STORED ROWS start

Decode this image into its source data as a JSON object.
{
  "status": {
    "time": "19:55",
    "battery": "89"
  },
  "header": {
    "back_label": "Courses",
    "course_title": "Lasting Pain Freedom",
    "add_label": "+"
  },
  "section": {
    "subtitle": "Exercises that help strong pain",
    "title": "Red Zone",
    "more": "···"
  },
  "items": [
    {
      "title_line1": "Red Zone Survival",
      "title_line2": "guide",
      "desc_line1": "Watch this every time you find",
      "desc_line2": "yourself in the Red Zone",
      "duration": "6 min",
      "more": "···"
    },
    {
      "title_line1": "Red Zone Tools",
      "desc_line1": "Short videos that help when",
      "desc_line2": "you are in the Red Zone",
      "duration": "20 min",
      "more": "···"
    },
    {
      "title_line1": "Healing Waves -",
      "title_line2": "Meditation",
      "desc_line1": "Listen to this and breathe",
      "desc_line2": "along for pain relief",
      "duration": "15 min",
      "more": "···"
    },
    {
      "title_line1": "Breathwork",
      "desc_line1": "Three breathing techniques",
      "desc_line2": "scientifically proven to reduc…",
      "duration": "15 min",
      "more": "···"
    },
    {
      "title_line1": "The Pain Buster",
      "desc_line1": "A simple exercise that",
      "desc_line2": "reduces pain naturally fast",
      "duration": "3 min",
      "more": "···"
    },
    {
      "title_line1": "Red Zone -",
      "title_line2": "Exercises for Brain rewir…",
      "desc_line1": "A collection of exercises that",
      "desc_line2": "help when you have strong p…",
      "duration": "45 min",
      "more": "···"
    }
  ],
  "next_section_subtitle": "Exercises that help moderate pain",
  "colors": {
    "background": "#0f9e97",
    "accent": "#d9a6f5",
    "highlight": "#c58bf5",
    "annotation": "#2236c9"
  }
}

STORED ROWS end

Reproduce all the data word for word.

→ **RESPONSE**
Decode this image into its source data as a JSON object.
{
  "status": {
    "time": "19:55",
    "battery": "89"
  },
  "header": {
    "back_label": "Courses",
    "course_title": "Lasting Pain Freedom",
    "add_label": "+"
  },
  "section": {
    "subtitle": "Exercises that help strong pain",
    "title": "Red Zone",
    "more": "···"
  },
  "items": [
    {
      "title_line1": "Red Zone Survival",
      "title_line2": "guide",
      "desc_line1": "Watch this every time you find",
      "desc_line2": "yourself in the Red Zone",
      "duration": "6 min",
      "more": "···"
    },
    {
      "title_line1": "Red Zone Tools",
      "desc_line1": "Short videos that help when",
      "desc_line2": "you are in the Red Zone",
      "duration": "20 min",
      "more": "···"
    },
    {
      "title_line1": "Healing Waves -",
      "title_line2": "Meditation",
      "desc_line1": "Listen to this and breathe",
      "desc_line2": "along for pain relief",
      "duration": "15 min",
      "more": "···"
    },
    {
      "title_line1": "Breathwork",
      "desc_line1": "Three breathing techniques",
      "desc_line2": "scientifically proven to reduc…",
      "duration": "15 min",
      "more": "···"
    },
    {
      "title_line1": "The Pain Buster",
      "desc_line1": "A simple exercise that",
      "desc_line2": "reduces pain naturally fast",
      "duration": "3 min",
      "more": "···"
    },
    {
      "title_line1": "Red Zone -",
      "title_line2": "Exercises for Brain rewir…",
      "desc_line1": "A collection of exercises that",
      "desc_line2": "help when you have strong p…",
      "duration": "45 min",
      "more": "···"
    }
  ],
  "next_section_subtitle": "Exercises that help moderate pain",
  "colors": {
    "background": "#0f9e97",
    "accent": "#d9a6f5",
    "highlight": "#c58bf5",
    "annotation": "#2236c9"
  }
}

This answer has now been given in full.